• A block of data:
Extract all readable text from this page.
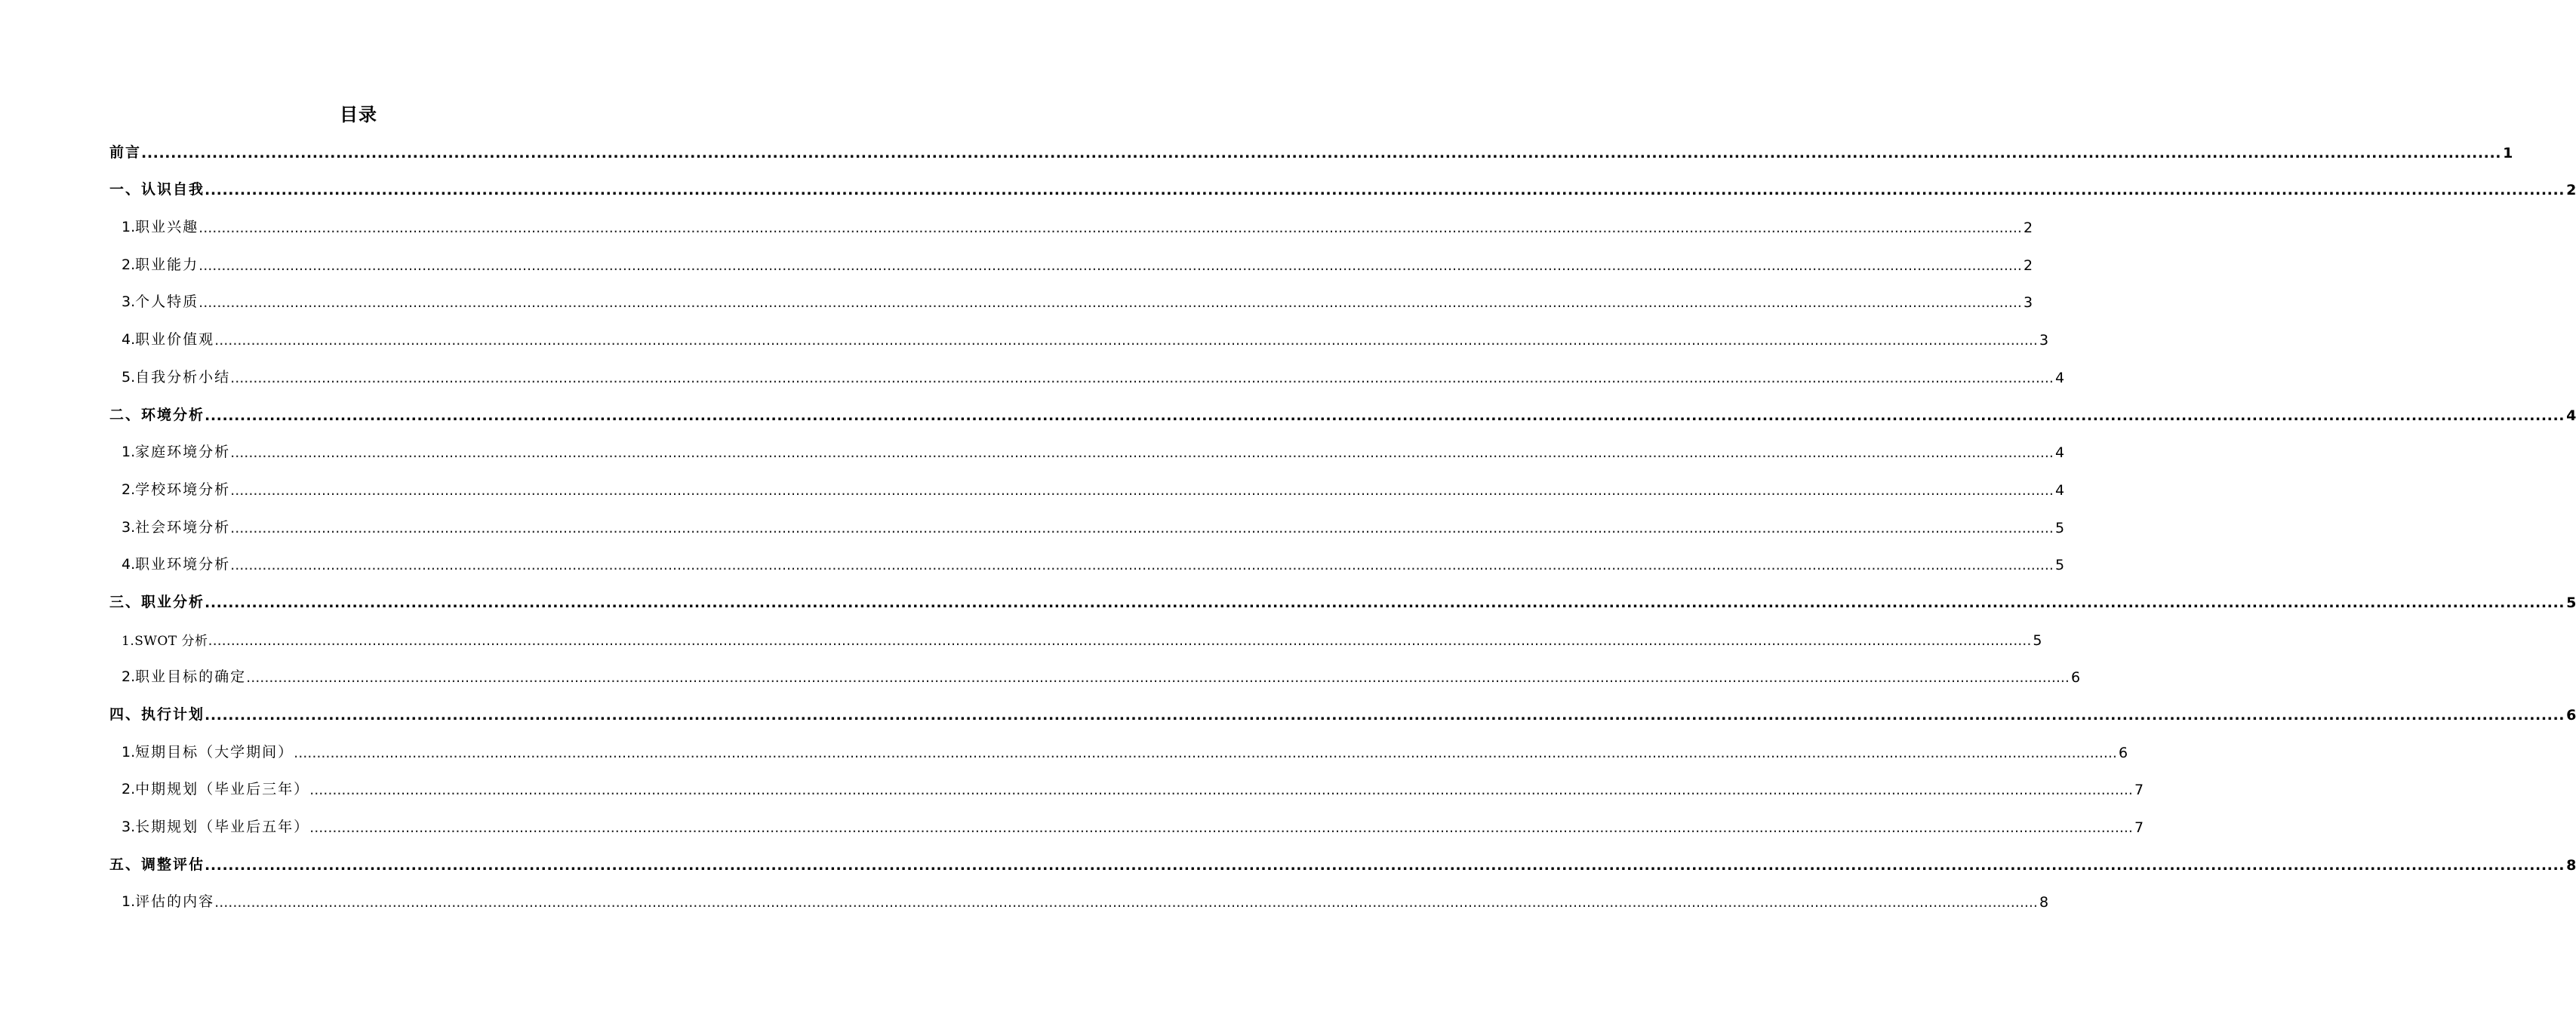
目录
前言 ................................................................................................................................................................................................................................................................................................................................................................................................................ 1
一、认识自我 ................................................................................................................................................................................................................................................................................................................................................................................................................ 2
1.职业兴趣 ................................................................................................................................................................................................................................................................................................................................................................................................................ 2
2.职业能力 ................................................................................................................................................................................................................................................................................................................................................................................................................ 2
3.个人特质 ................................................................................................................................................................................................................................................................................................................................................................................................................ 3
4.职业价值观 ................................................................................................................................................................................................................................................................................................................................................................................................................ 3
5.自我分析小结 ................................................................................................................................................................................................................................................................................................................................................................................................................ 4
二、环境分析 ................................................................................................................................................................................................................................................................................................................................................................................................................ 4
1.家庭环境分析 ................................................................................................................................................................................................................................................................................................................................................................................................................ 4
2.学校环境分析 ................................................................................................................................................................................................................................................................................................................................................................................................................ 4
3.社会环境分析 ................................................................................................................................................................................................................................................................................................................................................................................................................ 5
4.职业环境分析 ................................................................................................................................................................................................................................................................................................................................................................................................................ 5
三、职业分析 ................................................................................................................................................................................................................................................................................................................................................................................................................ 5
1.SWOT 分析 ................................................................................................................................................................................................................................................................................................................................................................................................................ 5
2.职业目标的确定 ................................................................................................................................................................................................................................................................................................................................................................................................................ 6
四、执行计划 ................................................................................................................................................................................................................................................................................................................................................................................................................ 6
1.短期目标（大学期间） ................................................................................................................................................................................................................................................................................................................................................................................................................ 6
2.中期规划（毕业后三年） ................................................................................................................................................................................................................................................................................................................................................................................................................ 7
3.长期规划（毕业后五年） ................................................................................................................................................................................................................................................................................................................................................................................................................ 7
五、调整评估 ................................................................................................................................................................................................................................................................................................................................................................................................................ 8
1.评估的内容 ................................................................................................................................................................................................................................................................................................................................................................................................................ 8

• Task brief:
Print the records word for word and exclude any picture they hold.

• Answer for this exercise:
Extract all readable text from this page.
目录
前言 ................................................................................................................................................................................................................................................................................................................................................................................................................ 1
一、认识自我 ................................................................................................................................................................................................................................................................................................................................................................................................................ 2
1.职业兴趣 ................................................................................................................................................................................................................................................................................................................................................................................................................ 2
2.职业能力 ................................................................................................................................................................................................................................................................................................................................................................................................................ 2
3.个人特质 ................................................................................................................................................................................................................................................................................................................................................................................................................ 3
4.职业价值观 ................................................................................................................................................................................................................................................................................................................................................................................................................ 3
5.自我分析小结 ................................................................................................................................................................................................................................................................................................................................................................................................................ 4
二、环境分析 ................................................................................................................................................................................................................................................................................................................................................................................................................ 4
1.家庭环境分析 ................................................................................................................................................................................................................................................................................................................................................................................................................ 4
2.学校环境分析 ................................................................................................................................................................................................................................................................................................................................................................................................................ 4
3.社会环境分析 ................................................................................................................................................................................................................................................................................................................................................................................................................ 5
4.职业环境分析 ................................................................................................................................................................................................................................................................................................................................................................................................................ 5
三、职业分析 ................................................................................................................................................................................................................................................................................................................................................................................................................ 5
1.SWOT 分析 ................................................................................................................................................................................................................................................................................................................................................................................................................ 5
2.职业目标的确定 ................................................................................................................................................................................................................................................................................................................................................................................................................ 6
四、执行计划 ................................................................................................................................................................................................................................................................................................................................................................................................................ 6
1.短期目标（大学期间） ................................................................................................................................................................................................................................................................................................................................................................................................................ 6
2.中期规划（毕业后三年） ................................................................................................................................................................................................................................................................................................................................................................................................................ 7
3.长期规划（毕业后五年） ................................................................................................................................................................................................................................................................................................................................................................................................................ 7
五、调整评估 ................................................................................................................................................................................................................................................................................................................................................................................................................ 8
1.评估的内容 ................................................................................................................................................................................................................................................................................................................................................................................................................ 8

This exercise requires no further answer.